Python--Requests and BeautifulSoup and re

有些话、适合烂在心里 提交于 2020-03-02 00:56:32

基础练习与理解 

视频资料

import requests
from bs4 import BeautifulSoup #BeautifulSoup是一个类
r = requests.get("https://editor.csdn.net/md")
# print(r.text)
demo = r.text
soup = BeautifulSoup(demo , "html.parser") #HTML解析器
print(soup.prettify())
#BeautifulSoup库是解析、遍历、维护标签树的功能库
#<p class="title">...</p>  :p是名字,前后都有,表示范围, class:表示ta的属性
#文档与标签树(BeautifulSoup类)一一对应
#Tag:标签
#Name:<tag>.name
#Attribution:name的属性
import requests
from bs4 import BeautifulSoup #BeautifulSoup是一个类
r = requests.get("https://editor.csdn.net/md")
# print(r.text)
demo = r.text
soup = BeautifulSoup(demo,"html.parser")
print(soup.title.name)
print(soup.title.parent.name)
import requests
from bs4 import BeautifulSoup #BeautifulSoup是一个类
r = requests.get("https://editor.csdn.net/md")
# print(r.text)
demo = r.text
soup = BeautifulSoup(demo,"html.parser")
print(soup.head.contents)
print(len(soup.body.contents)) # 下行遍历
print(soup.body.parent)
print(len(soup.body.parent))
import requests
from bs4 import BeautifulSoup #BeautifulSoup是一个类
r = requests.get("https://editor.csdn.net/md")
# print(r.text)
demo = r.text
soup = BeautifulSoup(demo,"html.parser")
for parent in soup.body.parents:
    if parent is None:
        print(parent)
    else:
        print(parent.name)
import requests
from bs4 import BeautifulSoup #BeautifulSoup是一个类
r = requests.get("https://editor.csdn.net/md")
# print(r.text)
demo = r.text
soup = BeautifulSoup(demo,"html.parser")
print(soup.body.next_sibling)  # 平行遍历值存在在同一个节点下
import requests
from bs4 import BeautifulSoup #BeautifulSoup是一个类
r = requests.get("https://editor.csdn.net/md")
# print(r.text)
demo = r.text
soup = BeautifulSoup(demo,"html.parser")

**小练习 1**
按照节选中的代码注释，BeautifulSoup库是用来做什么的功能库？
**小练习 2**
请输出节选中从“print(len(soup.body.contents)) # 下行遍历”到“print(parent.name)”的原文。
以下条目与上面的节选没有关联。

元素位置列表
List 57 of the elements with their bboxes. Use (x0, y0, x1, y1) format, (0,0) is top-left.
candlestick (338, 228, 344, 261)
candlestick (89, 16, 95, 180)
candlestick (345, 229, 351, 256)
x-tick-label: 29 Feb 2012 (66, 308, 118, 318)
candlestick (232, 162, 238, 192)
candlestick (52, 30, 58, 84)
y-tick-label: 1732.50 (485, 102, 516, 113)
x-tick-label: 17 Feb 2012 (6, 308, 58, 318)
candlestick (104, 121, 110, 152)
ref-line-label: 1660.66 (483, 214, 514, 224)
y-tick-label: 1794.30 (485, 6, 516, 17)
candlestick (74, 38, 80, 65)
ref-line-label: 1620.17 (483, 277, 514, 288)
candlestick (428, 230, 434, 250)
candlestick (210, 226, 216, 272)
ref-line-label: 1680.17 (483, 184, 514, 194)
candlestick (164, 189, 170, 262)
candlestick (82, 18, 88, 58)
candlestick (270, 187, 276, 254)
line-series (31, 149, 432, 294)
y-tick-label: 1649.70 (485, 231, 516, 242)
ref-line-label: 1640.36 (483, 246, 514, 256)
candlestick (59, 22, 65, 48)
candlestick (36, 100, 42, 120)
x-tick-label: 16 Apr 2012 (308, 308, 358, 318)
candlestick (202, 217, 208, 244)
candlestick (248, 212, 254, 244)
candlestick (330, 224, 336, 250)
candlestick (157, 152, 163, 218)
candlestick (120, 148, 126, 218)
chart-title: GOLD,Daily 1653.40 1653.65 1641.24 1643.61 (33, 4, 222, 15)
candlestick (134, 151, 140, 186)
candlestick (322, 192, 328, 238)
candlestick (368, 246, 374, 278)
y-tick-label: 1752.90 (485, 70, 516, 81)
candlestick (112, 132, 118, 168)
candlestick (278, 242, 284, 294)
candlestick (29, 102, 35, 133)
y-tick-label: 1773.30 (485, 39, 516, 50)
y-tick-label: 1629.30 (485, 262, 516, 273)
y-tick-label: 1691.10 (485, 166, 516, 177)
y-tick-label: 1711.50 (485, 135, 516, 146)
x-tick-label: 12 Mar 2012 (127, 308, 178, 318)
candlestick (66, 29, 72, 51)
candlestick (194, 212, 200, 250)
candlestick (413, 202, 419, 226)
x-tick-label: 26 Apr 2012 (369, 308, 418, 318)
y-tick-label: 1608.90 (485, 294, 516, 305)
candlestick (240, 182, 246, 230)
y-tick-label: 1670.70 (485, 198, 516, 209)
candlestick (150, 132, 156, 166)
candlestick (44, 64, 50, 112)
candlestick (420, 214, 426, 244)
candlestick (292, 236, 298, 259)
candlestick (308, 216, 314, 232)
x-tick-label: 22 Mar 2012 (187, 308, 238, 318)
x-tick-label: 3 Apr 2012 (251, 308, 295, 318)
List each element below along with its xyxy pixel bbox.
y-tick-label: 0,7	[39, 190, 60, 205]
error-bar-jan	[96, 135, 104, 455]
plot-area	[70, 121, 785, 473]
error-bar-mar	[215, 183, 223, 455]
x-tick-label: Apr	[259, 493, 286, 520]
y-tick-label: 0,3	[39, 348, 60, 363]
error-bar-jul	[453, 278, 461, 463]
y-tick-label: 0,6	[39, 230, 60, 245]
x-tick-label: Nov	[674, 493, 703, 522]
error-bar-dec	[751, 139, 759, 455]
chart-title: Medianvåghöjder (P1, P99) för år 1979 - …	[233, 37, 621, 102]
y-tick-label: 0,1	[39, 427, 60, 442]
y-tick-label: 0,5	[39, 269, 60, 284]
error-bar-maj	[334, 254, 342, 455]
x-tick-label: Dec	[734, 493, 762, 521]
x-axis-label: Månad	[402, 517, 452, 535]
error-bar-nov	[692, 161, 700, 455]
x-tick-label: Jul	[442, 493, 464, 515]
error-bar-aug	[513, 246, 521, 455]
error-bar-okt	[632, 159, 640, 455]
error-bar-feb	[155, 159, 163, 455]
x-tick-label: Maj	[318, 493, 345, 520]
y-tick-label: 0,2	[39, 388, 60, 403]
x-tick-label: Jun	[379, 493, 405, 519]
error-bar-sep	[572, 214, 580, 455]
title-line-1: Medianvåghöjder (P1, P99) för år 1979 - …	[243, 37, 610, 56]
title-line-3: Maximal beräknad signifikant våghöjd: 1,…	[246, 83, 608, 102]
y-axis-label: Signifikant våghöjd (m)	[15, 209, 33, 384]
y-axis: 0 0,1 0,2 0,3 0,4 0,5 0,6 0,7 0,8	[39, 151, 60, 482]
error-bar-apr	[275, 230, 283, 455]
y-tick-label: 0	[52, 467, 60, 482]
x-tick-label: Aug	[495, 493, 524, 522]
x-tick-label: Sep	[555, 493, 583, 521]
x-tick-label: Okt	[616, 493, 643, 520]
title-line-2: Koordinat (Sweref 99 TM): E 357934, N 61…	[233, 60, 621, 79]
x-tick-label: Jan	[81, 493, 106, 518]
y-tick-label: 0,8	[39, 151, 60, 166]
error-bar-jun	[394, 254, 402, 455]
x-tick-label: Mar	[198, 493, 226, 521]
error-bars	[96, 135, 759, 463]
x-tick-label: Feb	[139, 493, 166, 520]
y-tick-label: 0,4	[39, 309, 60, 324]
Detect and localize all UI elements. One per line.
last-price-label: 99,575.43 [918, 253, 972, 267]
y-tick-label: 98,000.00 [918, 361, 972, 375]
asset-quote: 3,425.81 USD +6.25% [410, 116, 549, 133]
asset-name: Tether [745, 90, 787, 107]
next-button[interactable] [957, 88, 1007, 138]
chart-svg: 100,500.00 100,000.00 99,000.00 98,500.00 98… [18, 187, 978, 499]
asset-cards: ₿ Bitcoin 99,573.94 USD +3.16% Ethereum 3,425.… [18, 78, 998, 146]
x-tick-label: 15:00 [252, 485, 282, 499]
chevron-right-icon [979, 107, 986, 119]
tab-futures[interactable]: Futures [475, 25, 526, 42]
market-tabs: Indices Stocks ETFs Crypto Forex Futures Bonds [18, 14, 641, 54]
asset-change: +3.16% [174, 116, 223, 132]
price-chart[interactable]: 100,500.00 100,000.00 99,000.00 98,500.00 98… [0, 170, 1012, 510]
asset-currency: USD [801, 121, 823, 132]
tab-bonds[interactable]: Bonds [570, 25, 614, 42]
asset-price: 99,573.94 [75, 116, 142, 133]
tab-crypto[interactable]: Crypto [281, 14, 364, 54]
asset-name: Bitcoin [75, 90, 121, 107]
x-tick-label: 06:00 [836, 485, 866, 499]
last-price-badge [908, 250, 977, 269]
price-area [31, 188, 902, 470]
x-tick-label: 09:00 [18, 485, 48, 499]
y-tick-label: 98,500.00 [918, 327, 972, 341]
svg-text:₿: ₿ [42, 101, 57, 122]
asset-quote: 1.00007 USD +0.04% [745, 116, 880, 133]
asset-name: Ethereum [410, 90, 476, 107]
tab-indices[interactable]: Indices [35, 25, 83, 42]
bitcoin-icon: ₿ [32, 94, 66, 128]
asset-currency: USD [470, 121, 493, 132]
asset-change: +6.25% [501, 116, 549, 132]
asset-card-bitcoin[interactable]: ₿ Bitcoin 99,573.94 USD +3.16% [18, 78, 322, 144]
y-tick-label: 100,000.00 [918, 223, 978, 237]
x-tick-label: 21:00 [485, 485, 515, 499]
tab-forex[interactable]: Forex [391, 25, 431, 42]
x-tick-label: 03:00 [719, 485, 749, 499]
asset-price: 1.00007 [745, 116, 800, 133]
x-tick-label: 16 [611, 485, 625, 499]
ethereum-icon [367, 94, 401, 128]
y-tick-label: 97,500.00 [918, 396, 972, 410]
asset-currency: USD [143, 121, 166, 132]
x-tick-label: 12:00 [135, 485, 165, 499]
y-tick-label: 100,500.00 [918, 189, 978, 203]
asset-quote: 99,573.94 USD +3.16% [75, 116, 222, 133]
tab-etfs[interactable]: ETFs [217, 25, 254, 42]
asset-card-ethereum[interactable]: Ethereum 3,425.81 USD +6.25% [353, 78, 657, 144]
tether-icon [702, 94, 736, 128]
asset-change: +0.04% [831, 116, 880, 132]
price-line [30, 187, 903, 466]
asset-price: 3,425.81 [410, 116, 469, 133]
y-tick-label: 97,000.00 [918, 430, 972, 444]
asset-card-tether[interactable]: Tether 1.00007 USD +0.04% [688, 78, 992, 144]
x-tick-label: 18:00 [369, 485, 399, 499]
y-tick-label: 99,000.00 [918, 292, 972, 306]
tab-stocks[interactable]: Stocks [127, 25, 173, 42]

**回答 1**
它是解析、遍历、维护标签树的功能库。

**回答 2**
print(len(soup.body.contents)) # 下行遍历
print(soup.body.parent)
print(len(soup.body.parent))
import requests
from bs4 import BeautifulSoup #BeautifulSoup是一个类
r = requests.get("https://editor.csdn.net/md")
# print(r.text)
demo = r.text
soup = BeautifulSoup(demo,"html.parser")
for parent in soup.body.parents:
    if parent is None:
        print(parent)
    else:
        print(parent.name)